REQUIREMENT. Restate the entries word for word, omitting nothing.

▬▬▬▬▬▬

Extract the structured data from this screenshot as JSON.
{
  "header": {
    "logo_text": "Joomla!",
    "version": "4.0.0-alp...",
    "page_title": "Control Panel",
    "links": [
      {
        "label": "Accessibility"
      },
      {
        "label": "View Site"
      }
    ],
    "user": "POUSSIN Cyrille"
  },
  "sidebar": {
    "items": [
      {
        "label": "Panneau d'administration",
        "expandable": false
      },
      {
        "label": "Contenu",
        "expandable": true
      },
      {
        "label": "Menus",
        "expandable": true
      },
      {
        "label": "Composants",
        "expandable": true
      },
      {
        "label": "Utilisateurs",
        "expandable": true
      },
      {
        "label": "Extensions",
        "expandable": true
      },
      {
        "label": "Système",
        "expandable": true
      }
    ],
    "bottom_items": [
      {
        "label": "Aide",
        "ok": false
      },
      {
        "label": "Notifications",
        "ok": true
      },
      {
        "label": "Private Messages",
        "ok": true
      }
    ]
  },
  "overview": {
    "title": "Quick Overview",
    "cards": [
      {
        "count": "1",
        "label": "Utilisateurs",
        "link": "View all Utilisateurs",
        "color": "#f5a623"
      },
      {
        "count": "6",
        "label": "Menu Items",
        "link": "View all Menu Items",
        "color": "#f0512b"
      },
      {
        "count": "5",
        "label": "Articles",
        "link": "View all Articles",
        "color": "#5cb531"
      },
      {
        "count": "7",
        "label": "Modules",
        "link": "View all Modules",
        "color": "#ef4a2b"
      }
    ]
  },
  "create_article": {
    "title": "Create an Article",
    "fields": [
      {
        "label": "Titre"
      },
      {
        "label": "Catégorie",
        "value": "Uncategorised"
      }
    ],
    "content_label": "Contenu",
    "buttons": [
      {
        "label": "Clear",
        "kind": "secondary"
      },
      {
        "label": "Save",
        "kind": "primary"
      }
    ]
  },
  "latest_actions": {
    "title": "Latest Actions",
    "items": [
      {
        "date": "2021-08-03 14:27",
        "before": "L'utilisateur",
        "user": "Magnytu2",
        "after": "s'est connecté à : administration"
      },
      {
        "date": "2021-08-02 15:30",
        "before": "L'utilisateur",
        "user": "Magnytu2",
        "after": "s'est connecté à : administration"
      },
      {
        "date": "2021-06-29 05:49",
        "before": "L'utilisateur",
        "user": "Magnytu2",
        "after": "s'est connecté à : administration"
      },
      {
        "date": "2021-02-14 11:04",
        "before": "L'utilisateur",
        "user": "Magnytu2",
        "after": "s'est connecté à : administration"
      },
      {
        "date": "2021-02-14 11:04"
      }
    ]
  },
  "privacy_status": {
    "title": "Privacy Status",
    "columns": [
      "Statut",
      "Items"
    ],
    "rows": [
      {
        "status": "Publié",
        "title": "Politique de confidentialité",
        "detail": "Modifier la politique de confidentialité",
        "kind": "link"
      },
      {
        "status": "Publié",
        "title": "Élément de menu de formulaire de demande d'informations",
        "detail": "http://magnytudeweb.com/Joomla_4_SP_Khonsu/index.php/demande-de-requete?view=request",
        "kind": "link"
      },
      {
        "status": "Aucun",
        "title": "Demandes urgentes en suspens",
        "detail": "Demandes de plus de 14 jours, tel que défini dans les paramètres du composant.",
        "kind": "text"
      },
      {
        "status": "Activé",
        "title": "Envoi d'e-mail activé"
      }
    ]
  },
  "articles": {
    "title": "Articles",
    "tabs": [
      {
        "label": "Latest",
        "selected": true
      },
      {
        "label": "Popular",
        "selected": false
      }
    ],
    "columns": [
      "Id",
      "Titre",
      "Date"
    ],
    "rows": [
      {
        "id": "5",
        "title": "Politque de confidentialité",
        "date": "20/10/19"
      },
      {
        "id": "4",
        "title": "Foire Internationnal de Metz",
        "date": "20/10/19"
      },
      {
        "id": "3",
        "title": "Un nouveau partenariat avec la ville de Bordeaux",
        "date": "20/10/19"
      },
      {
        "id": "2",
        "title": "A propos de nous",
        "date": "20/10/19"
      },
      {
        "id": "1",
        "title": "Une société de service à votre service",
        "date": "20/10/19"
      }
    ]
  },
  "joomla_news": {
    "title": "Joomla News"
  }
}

▬▬▬▬▬▬

TASK SOLUTION.
Extract the structured data from this screenshot as JSON.
{
  "header": {
    "logo_text": "Joomla!",
    "version": "4.0.0-alp...",
    "page_title": "Control Panel",
    "links": [
      {
        "label": "Accessibility"
      },
      {
        "label": "View Site"
      }
    ],
    "user": "POUSSIN Cyrille"
  },
  "sidebar": {
    "items": [
      {
        "label": "Panneau d'administration",
        "expandable": false
      },
      {
        "label": "Contenu",
        "expandable": true
      },
      {
        "label": "Menus",
        "expandable": true
      },
      {
        "label": "Composants",
        "expandable": true
      },
      {
        "label": "Utilisateurs",
        "expandable": true
      },
      {
        "label": "Extensions",
        "expandable": true
      },
      {
        "label": "Système",
        "expandable": true
      }
    ],
    "bottom_items": [
      {
        "label": "Aide",
        "ok": false
      },
      {
        "label": "Notifications",
        "ok": true
      },
      {
        "label": "Private Messages",
        "ok": true
      }
    ]
  },
  "overview": {
    "title": "Quick Overview",
    "cards": [
      {
        "count": "1",
        "label": "Utilisateurs",
        "link": "View all Utilisateurs",
        "color": "#f5a623"
      },
      {
        "count": "6",
        "label": "Menu Items",
        "link": "View all Menu Items",
        "color": "#f0512b"
      },
      {
        "count": "5",
        "label": "Articles",
        "link": "View all Articles",
        "color": "#5cb531"
      },
      {
        "count": "7",
        "label": "Modules",
        "link": "View all Modules",
        "color": "#ef4a2b"
      }
    ]
  },
  "create_article": {
    "title": "Create an Article",
    "fields": [
      {
        "label": "Titre"
      },
      {
        "label": "Catégorie",
        "value": "Uncategorised"
      }
    ],
    "content_label": "Contenu",
    "buttons": [
      {
        "label": "Clear",
        "kind": "secondary"
      },
      {
        "label": "Save",
        "kind": "primary"
      }
    ]
  },
  "latest_actions": {
    "title": "Latest Actions",
    "items": [
      {
        "date": "2021-08-03 14:27",
        "before": "L'utilisateur",
        "user": "Magnytu2",
        "after": "s'est connecté à : administration"
      },
      {
        "date": "2021-08-02 15:30",
        "before": "L'utilisateur",
        "user": "Magnytu2",
        "after": "s'est connecté à : administration"
      },
      {
        "date": "2021-06-29 05:49",
        "before": "L'utilisateur",
        "user": "Magnytu2",
        "after": "s'est connecté à : administration"
      },
      {
        "date": "2021-02-14 11:04",
        "before": "L'utilisateur",
        "user": "Magnytu2",
        "after": "s'est connecté à : administration"
      },
      {
        "date": "2021-02-14 11:04"
      }
    ]
  },
  "privacy_status": {
    "title": "Privacy Status",
    "columns": [
      "Statut",
      "Items"
    ],
    "rows": [
      {
        "status": "Publié",
        "title": "Politique de confidentialité",
        "detail": "Modifier la politique de confidentialité",
        "kind": "link"
      },
      {
        "status": "Publié",
        "title": "Élément de menu de formulaire de demande d'informations",
        "detail": "http://magnytudeweb.com/Joomla_4_SP_Khonsu/index.php/demande-de-requete?view=request",
        "kind": "link"
      },
      {
        "status": "Aucun",
        "title": "Demandes urgentes en suspens",
        "detail": "Demandes de plus de 14 jours, tel que défini dans les paramètres du composant.",
        "kind": "text"
      },
      {
        "status": "Activé",
        "title": "Envoi d'e-mail activé"
      }
    ]
  },
  "articles": {
    "title": "Articles",
    "tabs": [
      {
        "label": "Latest",
        "selected": true
      },
      {
        "label": "Popular",
        "selected": false
      }
    ],
    "columns": [
      "Id",
      "Titre",
      "Date"
    ],
    "rows": [
      {
        "id": "5",
        "title": "Politque de confidentialité",
        "date": "20/10/19"
      },
      {
        "id": "4",
        "title": "Foire Internationnal de Metz",
        "date": "20/10/19"
      },
      {
        "id": "3",
        "title": "Un nouveau partenariat avec la ville de Bordeaux",
        "date": "20/10/19"
      },
      {
        "id": "2",
        "title": "A propos de nous",
        "date": "20/10/19"
      },
      {
        "id": "1",
        "title": "Une société de service à votre service",
        "date": "20/10/19"
      }
    ]
  },
  "joomla_news": {
    "title": "Joomla News"
  }
}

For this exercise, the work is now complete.